## Begin DATASET ROWS

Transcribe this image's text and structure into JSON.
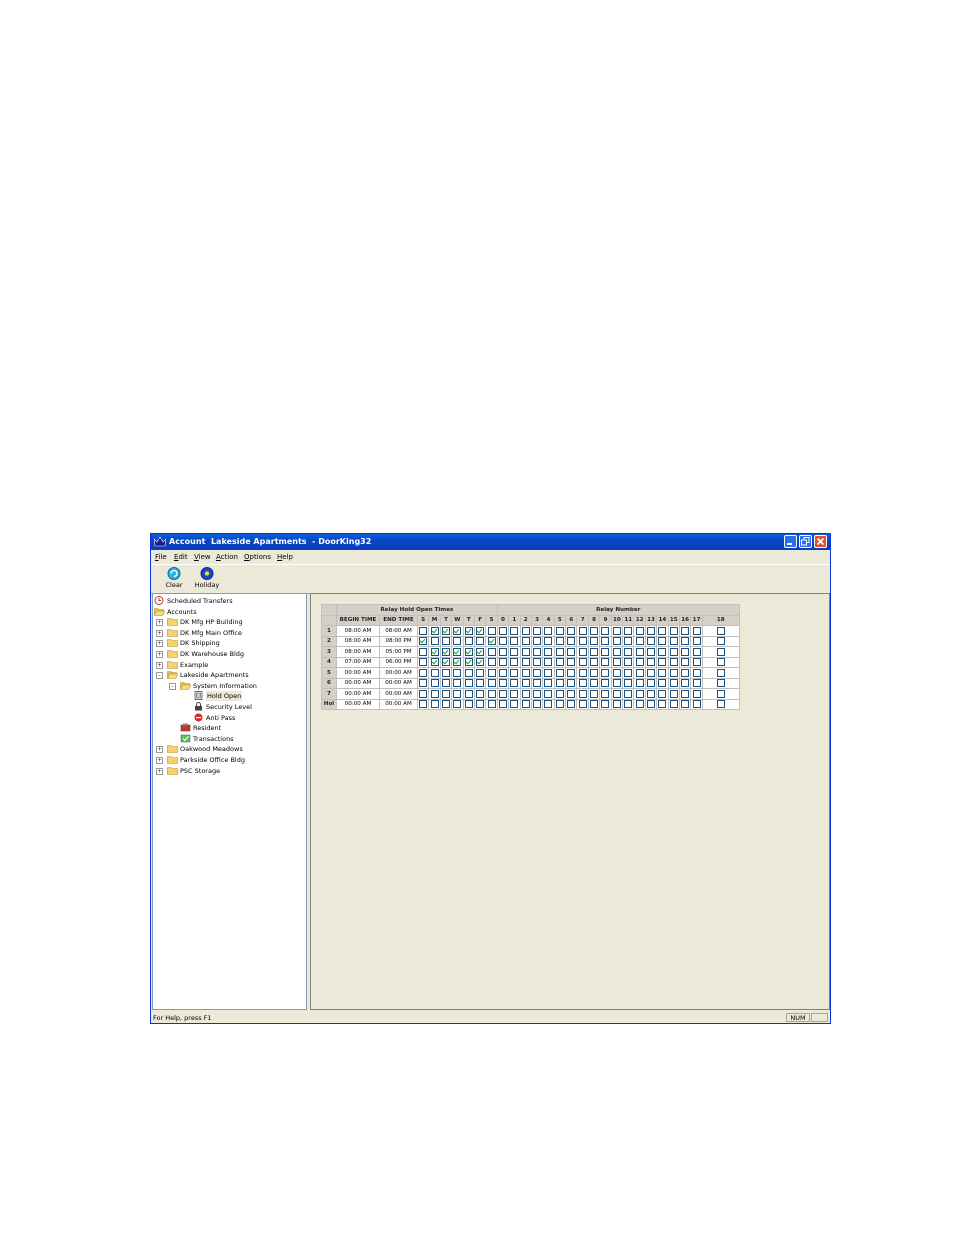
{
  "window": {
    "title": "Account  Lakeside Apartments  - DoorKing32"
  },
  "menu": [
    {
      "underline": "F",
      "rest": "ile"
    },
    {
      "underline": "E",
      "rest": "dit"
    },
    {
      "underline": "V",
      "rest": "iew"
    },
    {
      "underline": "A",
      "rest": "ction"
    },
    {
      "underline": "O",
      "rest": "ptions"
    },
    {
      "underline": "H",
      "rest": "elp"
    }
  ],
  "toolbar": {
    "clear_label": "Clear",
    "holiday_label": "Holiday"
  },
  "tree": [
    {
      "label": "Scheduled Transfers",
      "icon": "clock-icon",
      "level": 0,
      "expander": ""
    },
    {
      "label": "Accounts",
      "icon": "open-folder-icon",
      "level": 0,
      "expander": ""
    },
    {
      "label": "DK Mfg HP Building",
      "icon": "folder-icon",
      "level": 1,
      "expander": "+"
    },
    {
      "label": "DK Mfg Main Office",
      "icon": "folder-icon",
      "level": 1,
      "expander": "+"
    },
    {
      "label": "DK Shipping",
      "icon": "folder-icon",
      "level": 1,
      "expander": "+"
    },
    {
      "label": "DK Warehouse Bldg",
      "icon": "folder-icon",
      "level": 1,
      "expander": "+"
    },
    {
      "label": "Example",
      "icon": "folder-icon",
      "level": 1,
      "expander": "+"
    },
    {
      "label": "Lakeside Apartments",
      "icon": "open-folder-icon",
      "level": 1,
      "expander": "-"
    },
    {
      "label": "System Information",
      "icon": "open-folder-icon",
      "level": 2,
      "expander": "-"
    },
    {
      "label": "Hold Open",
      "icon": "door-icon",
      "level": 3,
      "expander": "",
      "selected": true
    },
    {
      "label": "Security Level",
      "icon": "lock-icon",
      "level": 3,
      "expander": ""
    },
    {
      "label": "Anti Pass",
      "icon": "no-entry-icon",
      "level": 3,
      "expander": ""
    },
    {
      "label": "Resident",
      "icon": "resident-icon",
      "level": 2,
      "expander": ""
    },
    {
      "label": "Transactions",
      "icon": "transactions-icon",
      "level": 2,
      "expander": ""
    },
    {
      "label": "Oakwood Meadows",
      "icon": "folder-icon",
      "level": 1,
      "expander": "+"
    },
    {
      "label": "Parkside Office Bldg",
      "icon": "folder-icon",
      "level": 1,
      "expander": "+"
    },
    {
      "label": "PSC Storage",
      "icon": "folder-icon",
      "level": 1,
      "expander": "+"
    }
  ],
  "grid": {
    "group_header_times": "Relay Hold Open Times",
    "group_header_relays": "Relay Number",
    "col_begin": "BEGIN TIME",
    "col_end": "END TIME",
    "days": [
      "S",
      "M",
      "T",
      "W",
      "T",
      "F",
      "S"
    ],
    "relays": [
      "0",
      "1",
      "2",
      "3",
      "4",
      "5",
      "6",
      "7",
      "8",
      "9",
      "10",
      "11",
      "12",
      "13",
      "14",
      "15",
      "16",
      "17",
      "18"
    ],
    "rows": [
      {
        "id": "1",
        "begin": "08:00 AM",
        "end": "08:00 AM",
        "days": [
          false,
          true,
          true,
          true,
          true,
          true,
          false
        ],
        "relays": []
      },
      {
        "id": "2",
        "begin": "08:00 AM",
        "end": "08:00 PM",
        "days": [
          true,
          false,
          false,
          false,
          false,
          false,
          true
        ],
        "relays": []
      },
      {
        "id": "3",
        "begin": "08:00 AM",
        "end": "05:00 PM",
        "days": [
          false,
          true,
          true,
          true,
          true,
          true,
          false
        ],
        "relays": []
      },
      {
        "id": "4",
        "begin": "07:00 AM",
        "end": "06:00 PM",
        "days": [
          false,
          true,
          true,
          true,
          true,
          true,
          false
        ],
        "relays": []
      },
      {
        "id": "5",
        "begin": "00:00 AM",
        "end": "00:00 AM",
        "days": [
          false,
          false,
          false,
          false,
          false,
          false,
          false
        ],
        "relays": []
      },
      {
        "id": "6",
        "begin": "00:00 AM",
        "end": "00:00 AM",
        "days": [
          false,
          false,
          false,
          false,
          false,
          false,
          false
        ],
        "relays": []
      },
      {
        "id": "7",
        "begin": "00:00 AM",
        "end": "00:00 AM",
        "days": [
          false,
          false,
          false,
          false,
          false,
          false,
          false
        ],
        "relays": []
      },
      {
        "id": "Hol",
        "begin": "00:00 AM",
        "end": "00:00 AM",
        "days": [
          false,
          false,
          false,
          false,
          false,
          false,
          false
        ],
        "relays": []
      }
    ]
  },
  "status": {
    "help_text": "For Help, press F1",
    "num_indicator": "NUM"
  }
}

## End DATASET ROWS

■ **DIRECTIONS**
Reproduce each line of the records exactly, and omit every picture.

■ **ANSWER FOR THE TASK**
Transcribe this image's text and structure into JSON.
{
  "window": {
    "title": "Account  Lakeside Apartments  - DoorKing32"
  },
  "menu": [
    {
      "underline": "F",
      "rest": "ile"
    },
    {
      "underline": "E",
      "rest": "dit"
    },
    {
      "underline": "V",
      "rest": "iew"
    },
    {
      "underline": "A",
      "rest": "ction"
    },
    {
      "underline": "O",
      "rest": "ptions"
    },
    {
      "underline": "H",
      "rest": "elp"
    }
  ],
  "toolbar": {
    "clear_label": "Clear",
    "holiday_label": "Holiday"
  },
  "tree": [
    {
      "label": "Scheduled Transfers",
      "icon": "clock-icon",
      "level": 0,
      "expander": ""
    },
    {
      "label": "Accounts",
      "icon": "open-folder-icon",
      "level": 0,
      "expander": ""
    },
    {
      "label": "DK Mfg HP Building",
      "icon": "folder-icon",
      "level": 1,
      "expander": "+"
    },
    {
      "label": "DK Mfg Main Office",
      "icon": "folder-icon",
      "level": 1,
      "expander": "+"
    },
    {
      "label": "DK Shipping",
      "icon": "folder-icon",
      "level": 1,
      "expander": "+"
    },
    {
      "label": "DK Warehouse Bldg",
      "icon": "folder-icon",
      "level": 1,
      "expander": "+"
    },
    {
      "label": "Example",
      "icon": "folder-icon",
      "level": 1,
      "expander": "+"
    },
    {
      "label": "Lakeside Apartments",
      "icon": "open-folder-icon",
      "level": 1,
      "expander": "-"
    },
    {
      "label": "System Information",
      "icon": "open-folder-icon",
      "level": 2,
      "expander": "-"
    },
    {
      "label": "Hold Open",
      "icon": "door-icon",
      "level": 3,
      "expander": "",
      "selected": true
    },
    {
      "label": "Security Level",
      "icon": "lock-icon",
      "level": 3,
      "expander": ""
    },
    {
      "label": "Anti Pass",
      "icon": "no-entry-icon",
      "level": 3,
      "expander": ""
    },
    {
      "label": "Resident",
      "icon": "resident-icon",
      "level": 2,
      "expander": ""
    },
    {
      "label": "Transactions",
      "icon": "transactions-icon",
      "level": 2,
      "expander": ""
    },
    {
      "label": "Oakwood Meadows",
      "icon": "folder-icon",
      "level": 1,
      "expander": "+"
    },
    {
      "label": "Parkside Office Bldg",
      "icon": "folder-icon",
      "level": 1,
      "expander": "+"
    },
    {
      "label": "PSC Storage",
      "icon": "folder-icon",
      "level": 1,
      "expander": "+"
    }
  ],
  "grid": {
    "group_header_times": "Relay Hold Open Times",
    "group_header_relays": "Relay Number",
    "col_begin": "BEGIN TIME",
    "col_end": "END TIME",
    "days": [
      "S",
      "M",
      "T",
      "W",
      "T",
      "F",
      "S"
    ],
    "relays": [
      "0",
      "1",
      "2",
      "3",
      "4",
      "5",
      "6",
      "7",
      "8",
      "9",
      "10",
      "11",
      "12",
      "13",
      "14",
      "15",
      "16",
      "17",
      "18"
    ],
    "rows": [
      {
        "id": "1",
        "begin": "08:00 AM",
        "end": "08:00 AM",
        "days": [
          false,
          true,
          true,
          true,
          true,
          true,
          false
        ],
        "relays": []
      },
      {
        "id": "2",
        "begin": "08:00 AM",
        "end": "08:00 PM",
        "days": [
          true,
          false,
          false,
          false,
          false,
          false,
          true
        ],
        "relays": []
      },
      {
        "id": "3",
        "begin": "08:00 AM",
        "end": "05:00 PM",
        "days": [
          false,
          true,
          true,
          true,
          true,
          true,
          false
        ],
        "relays": []
      },
      {
        "id": "4",
        "begin": "07:00 AM",
        "end": "06:00 PM",
        "days": [
          false,
          true,
          true,
          true,
          true,
          true,
          false
        ],
        "relays": []
      },
      {
        "id": "5",
        "begin": "00:00 AM",
        "end": "00:00 AM",
        "days": [
          false,
          false,
          false,
          false,
          false,
          false,
          false
        ],
        "relays": []
      },
      {
        "id": "6",
        "begin": "00:00 AM",
        "end": "00:00 AM",
        "days": [
          false,
          false,
          false,
          false,
          false,
          false,
          false
        ],
        "relays": []
      },
      {
        "id": "7",
        "begin": "00:00 AM",
        "end": "00:00 AM",
        "days": [
          false,
          false,
          false,
          false,
          false,
          false,
          false
        ],
        "relays": []
      },
      {
        "id": "Hol",
        "begin": "00:00 AM",
        "end": "00:00 AM",
        "days": [
          false,
          false,
          false,
          false,
          false,
          false,
          false
        ],
        "relays": []
      }
    ]
  },
  "status": {
    "help_text": "For Help, press F1",
    "num_indicator": "NUM"
  }
}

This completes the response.